* begin Dataset entries *

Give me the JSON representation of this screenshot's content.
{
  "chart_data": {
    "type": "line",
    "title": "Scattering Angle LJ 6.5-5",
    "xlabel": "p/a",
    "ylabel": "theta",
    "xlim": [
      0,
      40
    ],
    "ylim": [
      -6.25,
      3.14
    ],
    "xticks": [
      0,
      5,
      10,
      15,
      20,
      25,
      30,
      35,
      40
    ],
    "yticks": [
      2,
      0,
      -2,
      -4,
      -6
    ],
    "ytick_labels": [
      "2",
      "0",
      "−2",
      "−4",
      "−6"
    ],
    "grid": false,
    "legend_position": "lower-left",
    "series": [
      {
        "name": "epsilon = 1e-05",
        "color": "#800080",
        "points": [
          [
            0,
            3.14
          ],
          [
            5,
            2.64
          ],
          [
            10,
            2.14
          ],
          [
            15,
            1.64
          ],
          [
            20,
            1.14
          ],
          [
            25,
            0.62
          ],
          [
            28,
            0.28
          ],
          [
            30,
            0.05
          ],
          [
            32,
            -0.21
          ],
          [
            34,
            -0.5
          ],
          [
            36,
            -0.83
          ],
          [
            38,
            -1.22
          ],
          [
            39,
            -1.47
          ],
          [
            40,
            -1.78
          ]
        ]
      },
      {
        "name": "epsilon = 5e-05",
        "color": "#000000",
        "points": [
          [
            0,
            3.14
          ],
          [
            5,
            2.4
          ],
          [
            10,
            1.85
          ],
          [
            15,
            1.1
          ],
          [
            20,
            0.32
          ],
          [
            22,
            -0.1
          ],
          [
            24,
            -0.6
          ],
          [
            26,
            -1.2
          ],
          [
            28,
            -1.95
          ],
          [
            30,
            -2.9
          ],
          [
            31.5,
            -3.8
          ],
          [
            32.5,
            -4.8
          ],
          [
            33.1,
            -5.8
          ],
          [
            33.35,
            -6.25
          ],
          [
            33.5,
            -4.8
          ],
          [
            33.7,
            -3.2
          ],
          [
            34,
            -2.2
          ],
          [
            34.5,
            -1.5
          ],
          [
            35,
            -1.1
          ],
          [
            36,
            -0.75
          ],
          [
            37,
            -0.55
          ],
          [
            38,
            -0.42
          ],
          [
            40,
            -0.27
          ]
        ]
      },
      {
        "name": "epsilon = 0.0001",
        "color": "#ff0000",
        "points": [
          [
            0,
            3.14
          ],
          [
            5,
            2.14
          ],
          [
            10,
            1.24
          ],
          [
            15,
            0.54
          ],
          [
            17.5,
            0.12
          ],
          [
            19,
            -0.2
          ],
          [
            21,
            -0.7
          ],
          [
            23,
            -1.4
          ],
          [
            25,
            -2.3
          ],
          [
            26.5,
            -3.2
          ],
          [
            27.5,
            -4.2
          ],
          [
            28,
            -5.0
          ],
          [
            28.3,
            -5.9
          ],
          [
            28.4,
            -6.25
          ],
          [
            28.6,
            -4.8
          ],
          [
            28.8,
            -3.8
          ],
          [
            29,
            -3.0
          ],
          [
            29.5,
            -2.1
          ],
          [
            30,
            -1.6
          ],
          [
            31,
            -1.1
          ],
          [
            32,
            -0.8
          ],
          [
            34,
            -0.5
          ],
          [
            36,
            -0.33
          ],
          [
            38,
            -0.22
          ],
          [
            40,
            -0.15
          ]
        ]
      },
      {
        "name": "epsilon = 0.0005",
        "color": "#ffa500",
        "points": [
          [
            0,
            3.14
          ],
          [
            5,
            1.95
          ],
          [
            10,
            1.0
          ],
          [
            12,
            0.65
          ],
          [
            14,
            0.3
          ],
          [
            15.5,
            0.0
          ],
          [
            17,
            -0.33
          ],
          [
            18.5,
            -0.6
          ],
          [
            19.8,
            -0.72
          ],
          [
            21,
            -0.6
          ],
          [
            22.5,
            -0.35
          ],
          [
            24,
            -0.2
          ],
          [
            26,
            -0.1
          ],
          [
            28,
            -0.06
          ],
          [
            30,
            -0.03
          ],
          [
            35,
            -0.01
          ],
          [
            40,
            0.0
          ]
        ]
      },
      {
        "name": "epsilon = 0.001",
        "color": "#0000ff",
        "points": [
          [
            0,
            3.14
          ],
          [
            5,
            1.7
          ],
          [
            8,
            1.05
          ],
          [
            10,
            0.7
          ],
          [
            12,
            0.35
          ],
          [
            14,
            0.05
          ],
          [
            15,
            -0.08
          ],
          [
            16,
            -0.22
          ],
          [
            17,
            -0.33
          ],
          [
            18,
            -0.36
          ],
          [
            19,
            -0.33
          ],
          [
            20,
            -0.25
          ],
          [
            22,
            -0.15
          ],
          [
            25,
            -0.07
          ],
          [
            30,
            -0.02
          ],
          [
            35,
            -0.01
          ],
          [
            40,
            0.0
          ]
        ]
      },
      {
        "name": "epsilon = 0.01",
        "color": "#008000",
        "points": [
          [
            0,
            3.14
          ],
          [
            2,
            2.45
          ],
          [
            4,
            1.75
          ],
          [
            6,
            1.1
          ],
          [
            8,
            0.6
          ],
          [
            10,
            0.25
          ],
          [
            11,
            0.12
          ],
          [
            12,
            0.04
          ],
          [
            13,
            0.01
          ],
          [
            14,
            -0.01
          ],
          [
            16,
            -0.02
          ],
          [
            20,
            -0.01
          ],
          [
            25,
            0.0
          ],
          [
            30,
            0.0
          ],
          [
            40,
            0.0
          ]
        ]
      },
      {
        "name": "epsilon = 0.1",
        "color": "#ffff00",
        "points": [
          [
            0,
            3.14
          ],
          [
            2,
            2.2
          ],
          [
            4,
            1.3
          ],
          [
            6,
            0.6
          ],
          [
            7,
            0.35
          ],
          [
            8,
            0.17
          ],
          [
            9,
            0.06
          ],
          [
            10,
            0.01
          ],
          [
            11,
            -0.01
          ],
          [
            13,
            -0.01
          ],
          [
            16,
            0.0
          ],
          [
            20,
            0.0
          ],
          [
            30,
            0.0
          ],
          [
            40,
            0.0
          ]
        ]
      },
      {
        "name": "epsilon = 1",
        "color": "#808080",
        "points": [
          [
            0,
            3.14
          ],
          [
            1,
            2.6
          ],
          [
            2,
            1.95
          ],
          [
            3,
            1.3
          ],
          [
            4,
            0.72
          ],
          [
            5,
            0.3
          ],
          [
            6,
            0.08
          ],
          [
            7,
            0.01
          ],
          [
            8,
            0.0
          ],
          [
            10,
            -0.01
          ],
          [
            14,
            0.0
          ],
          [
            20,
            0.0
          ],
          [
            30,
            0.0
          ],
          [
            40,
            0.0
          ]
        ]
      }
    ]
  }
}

* end Dataset entries *
* begin Dataset entries *

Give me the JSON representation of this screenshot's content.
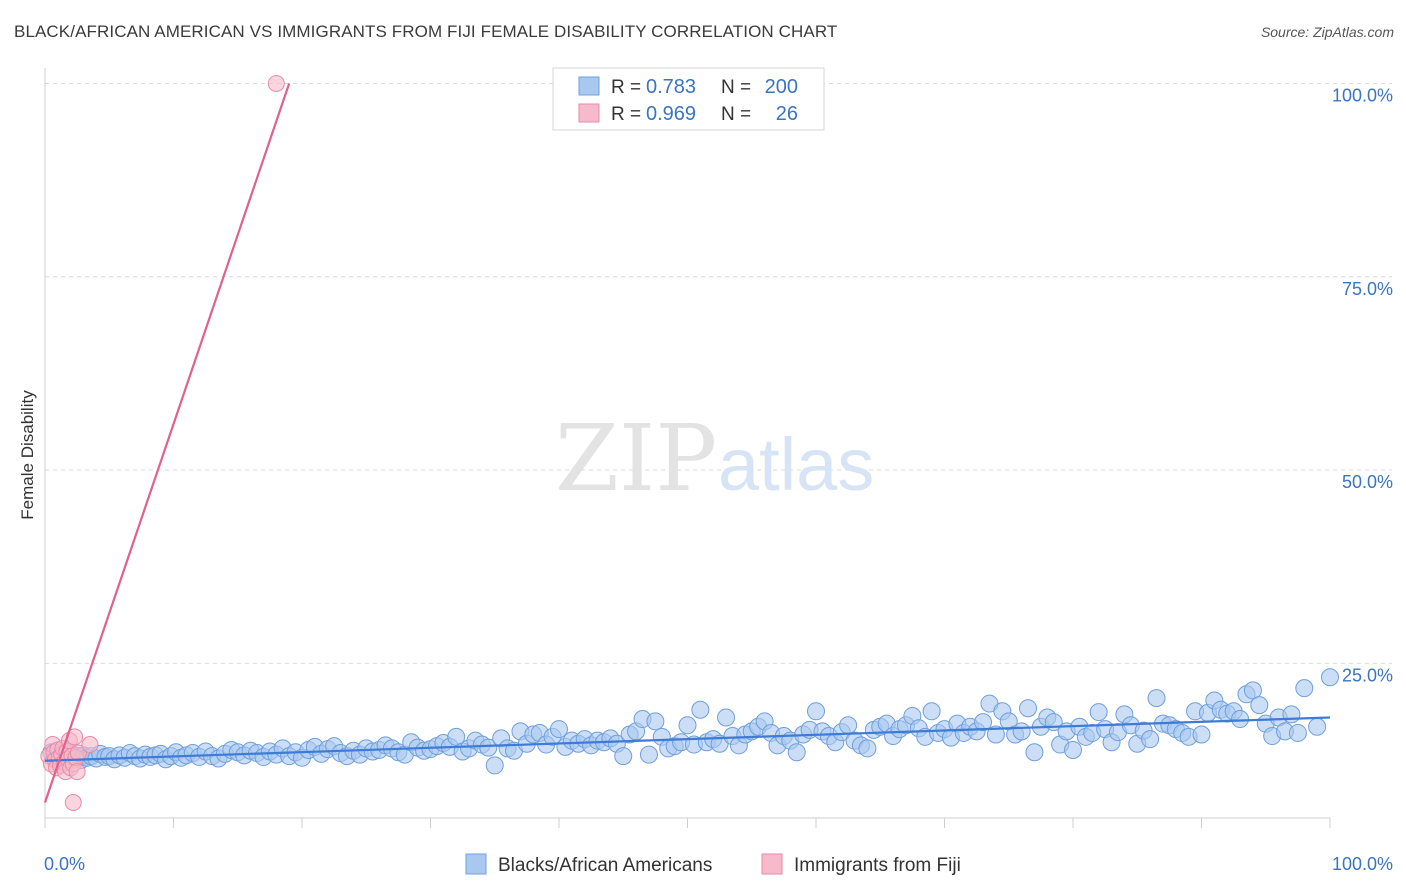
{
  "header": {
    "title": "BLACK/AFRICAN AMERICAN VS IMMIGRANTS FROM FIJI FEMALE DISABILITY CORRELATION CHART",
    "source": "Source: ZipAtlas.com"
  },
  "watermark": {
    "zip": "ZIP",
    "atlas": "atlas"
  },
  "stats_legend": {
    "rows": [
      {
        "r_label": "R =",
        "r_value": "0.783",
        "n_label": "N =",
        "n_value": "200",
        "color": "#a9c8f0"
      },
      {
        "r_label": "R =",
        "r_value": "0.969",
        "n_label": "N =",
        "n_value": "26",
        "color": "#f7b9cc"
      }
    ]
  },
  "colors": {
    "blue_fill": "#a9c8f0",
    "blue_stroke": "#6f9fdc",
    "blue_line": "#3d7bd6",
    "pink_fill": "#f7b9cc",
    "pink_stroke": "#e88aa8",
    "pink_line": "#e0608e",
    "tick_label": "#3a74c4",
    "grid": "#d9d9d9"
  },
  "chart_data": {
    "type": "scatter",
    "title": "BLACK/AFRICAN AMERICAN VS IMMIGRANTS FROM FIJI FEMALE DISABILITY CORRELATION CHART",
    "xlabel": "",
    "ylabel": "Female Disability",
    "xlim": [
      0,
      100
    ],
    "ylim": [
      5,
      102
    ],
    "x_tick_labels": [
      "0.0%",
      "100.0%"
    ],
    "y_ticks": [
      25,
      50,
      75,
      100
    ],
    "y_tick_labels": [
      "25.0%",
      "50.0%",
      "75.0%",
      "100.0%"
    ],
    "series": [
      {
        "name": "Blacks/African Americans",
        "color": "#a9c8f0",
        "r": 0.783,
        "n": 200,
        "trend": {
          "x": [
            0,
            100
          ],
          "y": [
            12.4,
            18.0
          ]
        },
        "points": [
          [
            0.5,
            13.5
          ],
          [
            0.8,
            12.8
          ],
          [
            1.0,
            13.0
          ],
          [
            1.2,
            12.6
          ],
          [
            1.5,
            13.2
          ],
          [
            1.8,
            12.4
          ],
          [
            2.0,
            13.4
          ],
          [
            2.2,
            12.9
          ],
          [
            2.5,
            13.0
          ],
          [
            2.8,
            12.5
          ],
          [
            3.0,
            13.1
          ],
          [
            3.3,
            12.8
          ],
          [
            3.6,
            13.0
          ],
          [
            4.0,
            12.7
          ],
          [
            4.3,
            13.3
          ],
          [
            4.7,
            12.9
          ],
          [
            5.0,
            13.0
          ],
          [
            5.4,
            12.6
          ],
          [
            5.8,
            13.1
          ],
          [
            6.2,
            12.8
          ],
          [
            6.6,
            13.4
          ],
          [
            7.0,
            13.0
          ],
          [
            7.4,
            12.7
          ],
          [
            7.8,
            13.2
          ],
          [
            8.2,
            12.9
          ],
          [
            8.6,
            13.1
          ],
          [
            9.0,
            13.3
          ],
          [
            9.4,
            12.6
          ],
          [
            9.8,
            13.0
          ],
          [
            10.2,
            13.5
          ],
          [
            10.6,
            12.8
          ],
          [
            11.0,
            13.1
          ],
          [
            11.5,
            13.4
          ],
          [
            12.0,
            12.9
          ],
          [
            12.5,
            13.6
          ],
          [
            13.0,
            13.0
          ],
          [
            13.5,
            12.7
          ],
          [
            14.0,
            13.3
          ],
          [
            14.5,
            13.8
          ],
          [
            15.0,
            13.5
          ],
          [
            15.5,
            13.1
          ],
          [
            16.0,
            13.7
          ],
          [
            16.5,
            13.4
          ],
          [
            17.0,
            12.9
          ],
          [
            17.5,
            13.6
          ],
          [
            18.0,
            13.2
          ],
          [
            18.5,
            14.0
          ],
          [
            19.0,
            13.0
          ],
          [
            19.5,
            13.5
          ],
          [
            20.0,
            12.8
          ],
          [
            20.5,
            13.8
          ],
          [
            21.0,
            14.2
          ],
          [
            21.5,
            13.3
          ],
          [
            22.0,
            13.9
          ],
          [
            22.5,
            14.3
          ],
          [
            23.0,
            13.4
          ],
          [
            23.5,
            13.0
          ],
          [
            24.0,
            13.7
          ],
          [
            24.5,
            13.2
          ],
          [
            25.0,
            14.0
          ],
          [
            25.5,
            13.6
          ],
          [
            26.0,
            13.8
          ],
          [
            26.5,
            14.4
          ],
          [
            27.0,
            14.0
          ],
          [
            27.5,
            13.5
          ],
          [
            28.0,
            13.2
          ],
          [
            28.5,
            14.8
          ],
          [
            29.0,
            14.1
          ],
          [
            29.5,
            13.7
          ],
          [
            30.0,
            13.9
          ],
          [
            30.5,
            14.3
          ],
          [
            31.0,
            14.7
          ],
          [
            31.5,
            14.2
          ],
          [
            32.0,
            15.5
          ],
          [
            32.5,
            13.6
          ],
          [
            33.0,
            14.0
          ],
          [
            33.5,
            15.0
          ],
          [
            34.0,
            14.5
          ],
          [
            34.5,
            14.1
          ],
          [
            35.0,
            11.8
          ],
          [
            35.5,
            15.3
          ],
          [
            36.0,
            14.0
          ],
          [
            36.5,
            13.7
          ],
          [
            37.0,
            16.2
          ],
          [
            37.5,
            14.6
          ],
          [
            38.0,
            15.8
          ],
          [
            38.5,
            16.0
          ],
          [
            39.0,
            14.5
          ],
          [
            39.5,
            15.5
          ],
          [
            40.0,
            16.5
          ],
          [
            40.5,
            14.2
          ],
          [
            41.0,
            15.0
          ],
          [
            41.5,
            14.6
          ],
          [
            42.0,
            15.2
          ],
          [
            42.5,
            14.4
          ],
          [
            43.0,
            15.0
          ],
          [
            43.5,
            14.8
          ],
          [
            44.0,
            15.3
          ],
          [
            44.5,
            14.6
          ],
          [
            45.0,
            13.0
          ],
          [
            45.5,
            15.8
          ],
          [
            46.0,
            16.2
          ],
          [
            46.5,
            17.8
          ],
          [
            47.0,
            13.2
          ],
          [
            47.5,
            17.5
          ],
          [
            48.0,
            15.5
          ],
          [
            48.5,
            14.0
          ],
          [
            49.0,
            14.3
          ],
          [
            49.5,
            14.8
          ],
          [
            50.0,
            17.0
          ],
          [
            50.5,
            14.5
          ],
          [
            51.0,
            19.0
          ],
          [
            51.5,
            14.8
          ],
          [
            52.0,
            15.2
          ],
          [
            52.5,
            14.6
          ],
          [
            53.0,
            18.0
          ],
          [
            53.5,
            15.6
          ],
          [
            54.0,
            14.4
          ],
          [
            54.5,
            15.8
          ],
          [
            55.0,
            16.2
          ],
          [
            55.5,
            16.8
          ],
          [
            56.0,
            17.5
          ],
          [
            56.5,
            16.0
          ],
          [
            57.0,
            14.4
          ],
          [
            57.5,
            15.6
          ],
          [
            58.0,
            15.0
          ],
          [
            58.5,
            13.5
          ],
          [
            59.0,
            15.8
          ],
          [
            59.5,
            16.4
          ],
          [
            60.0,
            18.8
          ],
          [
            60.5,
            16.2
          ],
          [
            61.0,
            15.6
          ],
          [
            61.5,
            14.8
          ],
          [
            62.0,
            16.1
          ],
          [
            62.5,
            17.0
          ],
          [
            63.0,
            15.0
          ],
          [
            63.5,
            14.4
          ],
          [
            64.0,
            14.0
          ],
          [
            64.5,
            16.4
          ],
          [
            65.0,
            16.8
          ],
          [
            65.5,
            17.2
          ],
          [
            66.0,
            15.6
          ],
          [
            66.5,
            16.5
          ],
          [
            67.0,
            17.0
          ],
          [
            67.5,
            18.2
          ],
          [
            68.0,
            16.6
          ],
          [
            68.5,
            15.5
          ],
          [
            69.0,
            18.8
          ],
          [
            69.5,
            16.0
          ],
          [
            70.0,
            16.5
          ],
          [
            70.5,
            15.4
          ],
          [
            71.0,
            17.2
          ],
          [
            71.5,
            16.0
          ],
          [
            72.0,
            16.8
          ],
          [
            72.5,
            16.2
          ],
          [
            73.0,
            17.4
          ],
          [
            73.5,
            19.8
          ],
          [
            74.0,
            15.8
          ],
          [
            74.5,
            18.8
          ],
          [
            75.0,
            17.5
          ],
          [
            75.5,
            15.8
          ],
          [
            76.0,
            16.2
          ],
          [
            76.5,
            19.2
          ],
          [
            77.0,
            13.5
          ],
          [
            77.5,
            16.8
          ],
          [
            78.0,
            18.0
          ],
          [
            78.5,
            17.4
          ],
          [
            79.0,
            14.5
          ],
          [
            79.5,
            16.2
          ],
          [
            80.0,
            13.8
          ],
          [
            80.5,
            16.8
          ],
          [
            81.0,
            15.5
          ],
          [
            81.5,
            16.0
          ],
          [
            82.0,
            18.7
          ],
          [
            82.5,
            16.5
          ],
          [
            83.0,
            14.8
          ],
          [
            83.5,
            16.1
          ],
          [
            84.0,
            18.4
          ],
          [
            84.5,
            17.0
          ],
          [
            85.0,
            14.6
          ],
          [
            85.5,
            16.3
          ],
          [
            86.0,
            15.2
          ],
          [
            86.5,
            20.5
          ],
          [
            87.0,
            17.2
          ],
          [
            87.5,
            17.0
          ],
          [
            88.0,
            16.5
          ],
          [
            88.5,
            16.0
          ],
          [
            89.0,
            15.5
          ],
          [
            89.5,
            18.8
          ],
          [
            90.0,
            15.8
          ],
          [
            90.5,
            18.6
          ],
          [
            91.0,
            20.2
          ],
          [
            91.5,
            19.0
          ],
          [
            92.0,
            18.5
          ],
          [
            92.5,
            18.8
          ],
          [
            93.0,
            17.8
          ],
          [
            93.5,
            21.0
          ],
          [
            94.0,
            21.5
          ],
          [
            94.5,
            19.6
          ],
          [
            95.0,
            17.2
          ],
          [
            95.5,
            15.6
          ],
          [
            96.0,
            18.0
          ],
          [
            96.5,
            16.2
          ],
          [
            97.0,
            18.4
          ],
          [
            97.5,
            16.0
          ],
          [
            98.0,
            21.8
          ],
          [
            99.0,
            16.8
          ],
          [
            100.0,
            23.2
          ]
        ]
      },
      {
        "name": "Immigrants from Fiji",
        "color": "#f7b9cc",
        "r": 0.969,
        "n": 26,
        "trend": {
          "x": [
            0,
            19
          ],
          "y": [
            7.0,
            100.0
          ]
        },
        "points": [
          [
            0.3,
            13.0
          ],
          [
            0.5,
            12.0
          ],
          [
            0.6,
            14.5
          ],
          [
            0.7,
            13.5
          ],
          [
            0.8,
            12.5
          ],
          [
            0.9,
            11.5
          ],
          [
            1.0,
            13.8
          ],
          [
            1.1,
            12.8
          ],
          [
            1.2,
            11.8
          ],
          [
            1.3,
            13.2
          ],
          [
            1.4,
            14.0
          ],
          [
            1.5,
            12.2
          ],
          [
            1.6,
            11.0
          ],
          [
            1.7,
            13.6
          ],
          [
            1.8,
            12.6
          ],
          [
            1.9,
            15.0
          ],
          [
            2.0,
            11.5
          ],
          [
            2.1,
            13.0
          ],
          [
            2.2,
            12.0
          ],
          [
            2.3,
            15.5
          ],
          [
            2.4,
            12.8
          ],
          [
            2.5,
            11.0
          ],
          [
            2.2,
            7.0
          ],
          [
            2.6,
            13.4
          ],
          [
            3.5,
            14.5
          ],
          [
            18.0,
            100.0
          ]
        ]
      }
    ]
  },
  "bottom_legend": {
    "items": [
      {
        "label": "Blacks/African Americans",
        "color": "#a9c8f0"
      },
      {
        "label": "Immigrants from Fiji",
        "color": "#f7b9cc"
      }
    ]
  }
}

* end Dataset entries *

→ **Objective**: Extract each line from the listing that holds the word "name".

→ **Written answer**:
        "name": "epsilon = 1e-05",
        "name": "epsilon = 5e-05",
        "name": "epsilon = 0.0001",
        "name": "epsilon = 0.0005",
        "name": "epsilon = 0.001",
        "name": "epsilon = 0.01",
        "name": "epsilon = 0.1",
        "name": "epsilon = 1",
        "name": "Blacks/African Americans",
        "name": "Immigrants from Fiji",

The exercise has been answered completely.